TASK INSTRUCTIONS:
The records below are to be copied word for word, with every picture left out.

RECORD SET:
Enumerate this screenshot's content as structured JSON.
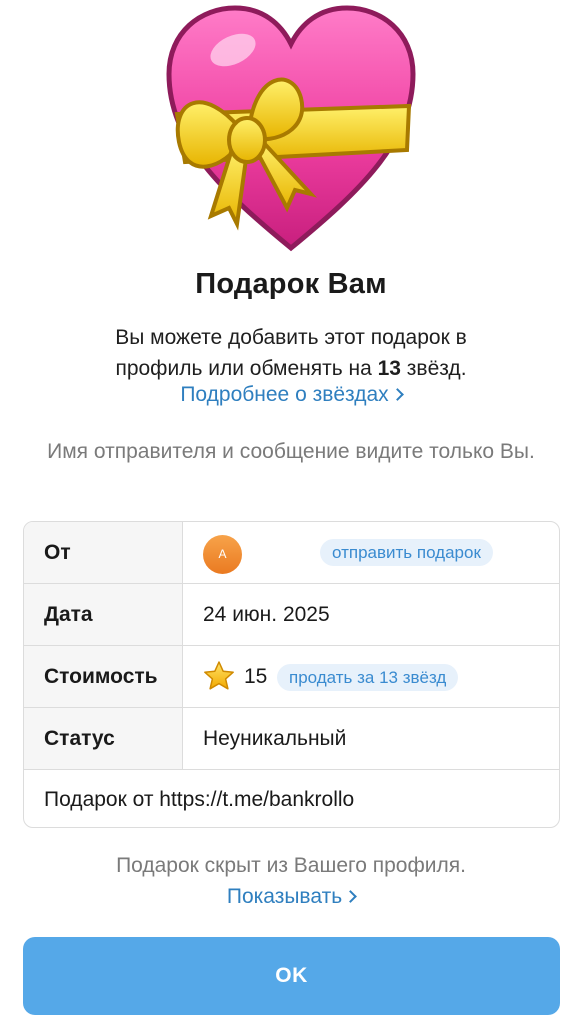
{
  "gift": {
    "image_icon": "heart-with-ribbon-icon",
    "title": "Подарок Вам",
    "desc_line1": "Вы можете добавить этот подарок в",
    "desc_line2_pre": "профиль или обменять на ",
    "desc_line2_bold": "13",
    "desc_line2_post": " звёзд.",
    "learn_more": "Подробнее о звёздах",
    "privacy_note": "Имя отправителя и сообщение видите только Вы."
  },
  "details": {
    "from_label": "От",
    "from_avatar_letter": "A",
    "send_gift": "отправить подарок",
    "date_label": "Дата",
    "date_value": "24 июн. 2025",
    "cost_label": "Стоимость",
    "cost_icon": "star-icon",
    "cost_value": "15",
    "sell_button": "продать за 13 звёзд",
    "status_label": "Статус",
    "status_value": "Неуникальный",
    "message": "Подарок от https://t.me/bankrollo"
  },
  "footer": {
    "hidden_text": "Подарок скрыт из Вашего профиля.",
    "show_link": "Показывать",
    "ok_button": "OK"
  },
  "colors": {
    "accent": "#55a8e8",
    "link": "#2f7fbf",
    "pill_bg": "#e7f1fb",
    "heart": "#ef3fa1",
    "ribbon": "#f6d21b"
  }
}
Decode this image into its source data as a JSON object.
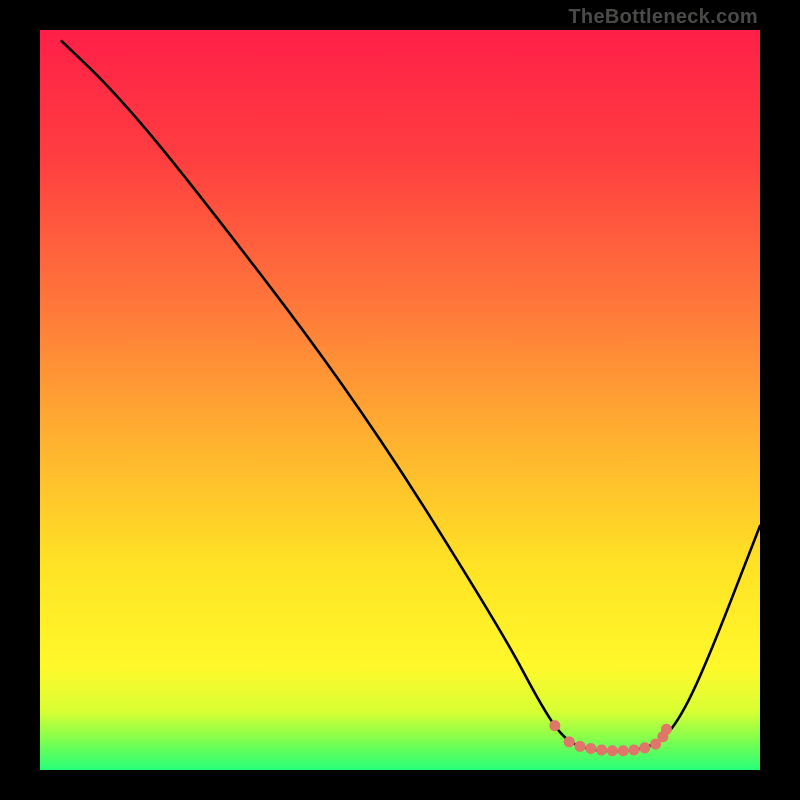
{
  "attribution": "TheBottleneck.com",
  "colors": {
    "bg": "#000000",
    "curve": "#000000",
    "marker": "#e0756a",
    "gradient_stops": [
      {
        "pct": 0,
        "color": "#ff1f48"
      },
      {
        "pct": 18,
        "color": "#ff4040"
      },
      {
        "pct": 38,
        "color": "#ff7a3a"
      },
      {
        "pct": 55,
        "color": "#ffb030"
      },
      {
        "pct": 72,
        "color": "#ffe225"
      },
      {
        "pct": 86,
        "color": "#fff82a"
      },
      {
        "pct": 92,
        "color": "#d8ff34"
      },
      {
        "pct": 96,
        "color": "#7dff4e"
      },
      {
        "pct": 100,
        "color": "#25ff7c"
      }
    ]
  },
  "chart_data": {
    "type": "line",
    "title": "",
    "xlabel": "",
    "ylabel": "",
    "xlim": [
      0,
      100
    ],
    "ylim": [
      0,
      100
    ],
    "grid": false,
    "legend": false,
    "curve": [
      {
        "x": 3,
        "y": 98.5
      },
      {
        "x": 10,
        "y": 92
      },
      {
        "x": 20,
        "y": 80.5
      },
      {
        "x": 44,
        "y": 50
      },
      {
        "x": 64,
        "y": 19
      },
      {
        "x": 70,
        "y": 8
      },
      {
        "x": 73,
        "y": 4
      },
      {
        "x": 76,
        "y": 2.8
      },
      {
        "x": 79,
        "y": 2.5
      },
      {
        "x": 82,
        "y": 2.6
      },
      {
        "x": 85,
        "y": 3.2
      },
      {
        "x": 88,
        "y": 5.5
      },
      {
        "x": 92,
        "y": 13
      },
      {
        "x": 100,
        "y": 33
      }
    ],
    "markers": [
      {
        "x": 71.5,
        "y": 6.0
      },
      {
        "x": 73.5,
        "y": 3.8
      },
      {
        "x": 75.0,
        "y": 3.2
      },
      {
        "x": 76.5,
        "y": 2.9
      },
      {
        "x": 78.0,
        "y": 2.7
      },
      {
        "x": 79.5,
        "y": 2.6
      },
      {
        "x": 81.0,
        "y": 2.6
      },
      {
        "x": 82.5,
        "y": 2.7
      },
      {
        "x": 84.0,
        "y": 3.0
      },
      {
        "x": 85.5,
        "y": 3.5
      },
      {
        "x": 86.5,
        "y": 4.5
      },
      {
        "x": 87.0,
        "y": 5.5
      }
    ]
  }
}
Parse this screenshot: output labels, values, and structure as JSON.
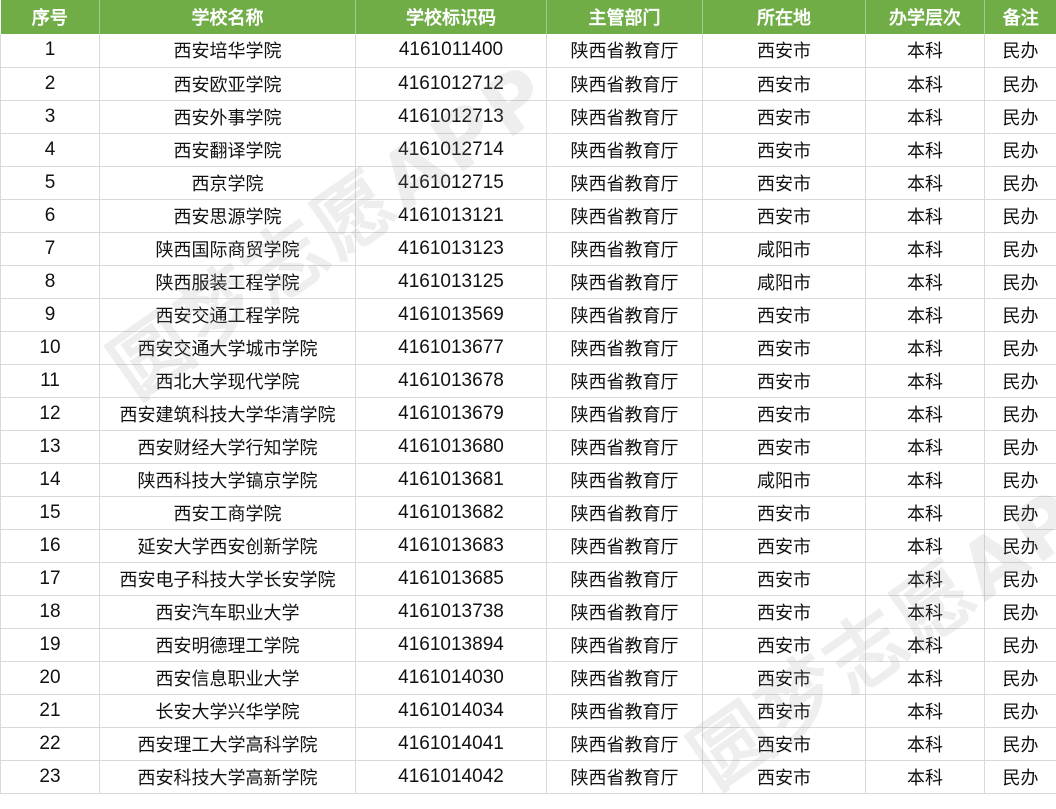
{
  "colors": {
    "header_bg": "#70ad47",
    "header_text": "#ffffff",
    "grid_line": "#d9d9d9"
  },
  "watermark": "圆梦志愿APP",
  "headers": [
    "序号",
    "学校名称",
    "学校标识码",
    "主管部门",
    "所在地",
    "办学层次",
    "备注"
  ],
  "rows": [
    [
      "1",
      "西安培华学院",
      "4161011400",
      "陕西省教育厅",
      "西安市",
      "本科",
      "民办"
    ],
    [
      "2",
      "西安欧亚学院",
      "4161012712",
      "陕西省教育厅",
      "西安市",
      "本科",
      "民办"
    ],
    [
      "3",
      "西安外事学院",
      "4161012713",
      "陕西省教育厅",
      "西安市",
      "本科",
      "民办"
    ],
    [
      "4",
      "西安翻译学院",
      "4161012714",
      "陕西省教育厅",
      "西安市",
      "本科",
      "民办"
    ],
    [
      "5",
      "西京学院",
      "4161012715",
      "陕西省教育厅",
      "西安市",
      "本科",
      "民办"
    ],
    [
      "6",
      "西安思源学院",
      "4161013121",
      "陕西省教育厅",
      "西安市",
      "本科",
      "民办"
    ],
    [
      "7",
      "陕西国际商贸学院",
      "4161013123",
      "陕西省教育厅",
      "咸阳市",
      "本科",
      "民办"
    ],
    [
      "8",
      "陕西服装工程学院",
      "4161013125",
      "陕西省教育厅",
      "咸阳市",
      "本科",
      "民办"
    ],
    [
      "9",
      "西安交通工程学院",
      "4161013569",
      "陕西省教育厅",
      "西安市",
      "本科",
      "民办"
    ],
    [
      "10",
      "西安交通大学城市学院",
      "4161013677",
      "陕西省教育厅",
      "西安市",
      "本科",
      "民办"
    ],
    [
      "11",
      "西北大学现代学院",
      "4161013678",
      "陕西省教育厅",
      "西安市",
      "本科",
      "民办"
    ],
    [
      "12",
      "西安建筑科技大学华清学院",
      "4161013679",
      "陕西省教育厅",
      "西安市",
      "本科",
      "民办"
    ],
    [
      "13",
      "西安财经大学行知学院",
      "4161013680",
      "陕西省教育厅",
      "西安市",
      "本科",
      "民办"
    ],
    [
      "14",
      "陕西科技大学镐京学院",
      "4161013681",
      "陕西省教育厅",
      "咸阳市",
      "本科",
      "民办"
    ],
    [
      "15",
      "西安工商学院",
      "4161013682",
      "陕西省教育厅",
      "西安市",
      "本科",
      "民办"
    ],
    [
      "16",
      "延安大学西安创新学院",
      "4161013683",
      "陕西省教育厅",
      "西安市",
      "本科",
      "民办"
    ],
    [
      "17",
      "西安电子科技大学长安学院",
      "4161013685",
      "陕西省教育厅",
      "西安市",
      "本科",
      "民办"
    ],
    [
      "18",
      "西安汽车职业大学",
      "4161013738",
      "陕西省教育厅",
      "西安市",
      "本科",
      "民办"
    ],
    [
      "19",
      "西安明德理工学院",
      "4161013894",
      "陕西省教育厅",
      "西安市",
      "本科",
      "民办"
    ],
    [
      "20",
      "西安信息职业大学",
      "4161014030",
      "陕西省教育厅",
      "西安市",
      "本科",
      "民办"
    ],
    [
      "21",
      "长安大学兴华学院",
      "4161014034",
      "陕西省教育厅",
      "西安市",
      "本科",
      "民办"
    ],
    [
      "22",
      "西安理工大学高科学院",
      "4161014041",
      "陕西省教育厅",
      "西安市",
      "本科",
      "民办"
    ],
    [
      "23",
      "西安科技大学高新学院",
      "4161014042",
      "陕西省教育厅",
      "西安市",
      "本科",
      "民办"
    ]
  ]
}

SOLUTION FOR THIS EXERCISE:
Enumerate this screenshot's content as structured JSON.
{
  "gift": {
    "image_icon": "heart-with-ribbon-icon",
    "title": "Подарок Вам",
    "desc_line1": "Вы можете добавить этот подарок в",
    "desc_line2_pre": "профиль или обменять на ",
    "desc_line2_bold": "13",
    "desc_line2_post": " звёзд.",
    "learn_more": "Подробнее о звёздах",
    "privacy_note": "Имя отправителя и сообщение видите только Вы."
  },
  "details": {
    "from_label": "От",
    "from_avatar_letter": "A",
    "send_gift": "отправить подарок",
    "date_label": "Дата",
    "date_value": "24 июн. 2025",
    "cost_label": "Стоимость",
    "cost_icon": "star-icon",
    "cost_value": "15",
    "sell_button": "продать за 13 звёзд",
    "status_label": "Статус",
    "status_value": "Неуникальный",
    "message": "Подарок от https://t.me/bankrollo"
  },
  "footer": {
    "hidden_text": "Подарок скрыт из Вашего профиля.",
    "show_link": "Показывать",
    "ok_button": "OK"
  },
  "colors": {
    "accent": "#55a8e8",
    "link": "#2f7fbf",
    "pill_bg": "#e7f1fb",
    "heart": "#ef3fa1",
    "ribbon": "#f6d21b"
  }
}
Decode this image into its source data as a JSON object.
{
  "attribution": "TheBottleneck.com",
  "colors": {
    "bg": "#000000",
    "curve": "#000000",
    "marker": "#e0756a",
    "gradient_stops": [
      {
        "pct": 0,
        "color": "#ff1f48"
      },
      {
        "pct": 18,
        "color": "#ff4040"
      },
      {
        "pct": 38,
        "color": "#ff7a3a"
      },
      {
        "pct": 55,
        "color": "#ffb030"
      },
      {
        "pct": 72,
        "color": "#ffe225"
      },
      {
        "pct": 86,
        "color": "#fff82a"
      },
      {
        "pct": 92,
        "color": "#d8ff34"
      },
      {
        "pct": 96,
        "color": "#7dff4e"
      },
      {
        "pct": 100,
        "color": "#25ff7c"
      }
    ]
  },
  "chart_data": {
    "type": "line",
    "title": "",
    "xlabel": "",
    "ylabel": "",
    "xlim": [
      0,
      100
    ],
    "ylim": [
      0,
      100
    ],
    "grid": false,
    "legend": false,
    "curve": [
      {
        "x": 3,
        "y": 98.5
      },
      {
        "x": 10,
        "y": 92
      },
      {
        "x": 20,
        "y": 80.5
      },
      {
        "x": 44,
        "y": 50
      },
      {
        "x": 64,
        "y": 19
      },
      {
        "x": 70,
        "y": 8
      },
      {
        "x": 73,
        "y": 4
      },
      {
        "x": 76,
        "y": 2.8
      },
      {
        "x": 79,
        "y": 2.5
      },
      {
        "x": 82,
        "y": 2.6
      },
      {
        "x": 85,
        "y": 3.2
      },
      {
        "x": 88,
        "y": 5.5
      },
      {
        "x": 92,
        "y": 13
      },
      {
        "x": 100,
        "y": 33
      }
    ],
    "markers": [
      {
        "x": 71.5,
        "y": 6.0
      },
      {
        "x": 73.5,
        "y": 3.8
      },
      {
        "x": 75.0,
        "y": 3.2
      },
      {
        "x": 76.5,
        "y": 2.9
      },
      {
        "x": 78.0,
        "y": 2.7
      },
      {
        "x": 79.5,
        "y": 2.6
      },
      {
        "x": 81.0,
        "y": 2.6
      },
      {
        "x": 82.5,
        "y": 2.7
      },
      {
        "x": 84.0,
        "y": 3.0
      },
      {
        "x": 85.5,
        "y": 3.5
      },
      {
        "x": 86.5,
        "y": 4.5
      },
      {
        "x": 87.0,
        "y": 5.5
      }
    ]
  }
}
Parse this screenshot: output labels, values, and structure as JSON.
{
  "colors": {
    "header_bg": "#70ad47",
    "header_text": "#ffffff",
    "grid_line": "#d9d9d9"
  },
  "watermark": "圆梦志愿APP",
  "headers": [
    "序号",
    "学校名称",
    "学校标识码",
    "主管部门",
    "所在地",
    "办学层次",
    "备注"
  ],
  "rows": [
    [
      "1",
      "西安培华学院",
      "4161011400",
      "陕西省教育厅",
      "西安市",
      "本科",
      "民办"
    ],
    [
      "2",
      "西安欧亚学院",
      "4161012712",
      "陕西省教育厅",
      "西安市",
      "本科",
      "民办"
    ],
    [
      "3",
      "西安外事学院",
      "4161012713",
      "陕西省教育厅",
      "西安市",
      "本科",
      "民办"
    ],
    [
      "4",
      "西安翻译学院",
      "4161012714",
      "陕西省教育厅",
      "西安市",
      "本科",
      "民办"
    ],
    [
      "5",
      "西京学院",
      "4161012715",
      "陕西省教育厅",
      "西安市",
      "本科",
      "民办"
    ],
    [
      "6",
      "西安思源学院",
      "4161013121",
      "陕西省教育厅",
      "西安市",
      "本科",
      "民办"
    ],
    [
      "7",
      "陕西国际商贸学院",
      "4161013123",
      "陕西省教育厅",
      "咸阳市",
      "本科",
      "民办"
    ],
    [
      "8",
      "陕西服装工程学院",
      "4161013125",
      "陕西省教育厅",
      "咸阳市",
      "本科",
      "民办"
    ],
    [
      "9",
      "西安交通工程学院",
      "4161013569",
      "陕西省教育厅",
      "西安市",
      "本科",
      "民办"
    ],
    [
      "10",
      "西安交通大学城市学院",
      "4161013677",
      "陕西省教育厅",
      "西安市",
      "本科",
      "民办"
    ],
    [
      "11",
      "西北大学现代学院",
      "4161013678",
      "陕西省教育厅",
      "西安市",
      "本科",
      "民办"
    ],
    [
      "12",
      "西安建筑科技大学华清学院",
      "4161013679",
      "陕西省教育厅",
      "西安市",
      "本科",
      "民办"
    ],
    [
      "13",
      "西安财经大学行知学院",
      "4161013680",
      "陕西省教育厅",
      "西安市",
      "本科",
      "民办"
    ],
    [
      "14",
      "陕西科技大学镐京学院",
      "4161013681",
      "陕西省教育厅",
      "咸阳市",
      "本科",
      "民办"
    ],
    [
      "15",
      "西安工商学院",
      "4161013682",
      "陕西省教育厅",
      "西安市",
      "本科",
      "民办"
    ],
    [
      "16",
      "延安大学西安创新学院",
      "4161013683",
      "陕西省教育厅",
      "西安市",
      "本科",
      "民办"
    ],
    [
      "17",
      "西安电子科技大学长安学院",
      "4161013685",
      "陕西省教育厅",
      "西安市",
      "本科",
      "民办"
    ],
    [
      "18",
      "西安汽车职业大学",
      "4161013738",
      "陕西省教育厅",
      "西安市",
      "本科",
      "民办"
    ],
    [
      "19",
      "西安明德理工学院",
      "4161013894",
      "陕西省教育厅",
      "西安市",
      "本科",
      "民办"
    ],
    [
      "20",
      "西安信息职业大学",
      "4161014030",
      "陕西省教育厅",
      "西安市",
      "本科",
      "民办"
    ],
    [
      "21",
      "长安大学兴华学院",
      "4161014034",
      "陕西省教育厅",
      "西安市",
      "本科",
      "民办"
    ],
    [
      "22",
      "西安理工大学高科学院",
      "4161014041",
      "陕西省教育厅",
      "西安市",
      "本科",
      "民办"
    ],
    [
      "23",
      "西安科技大学高新学院",
      "4161014042",
      "陕西省教育厅",
      "西安市",
      "本科",
      "民办"
    ]
  ]
}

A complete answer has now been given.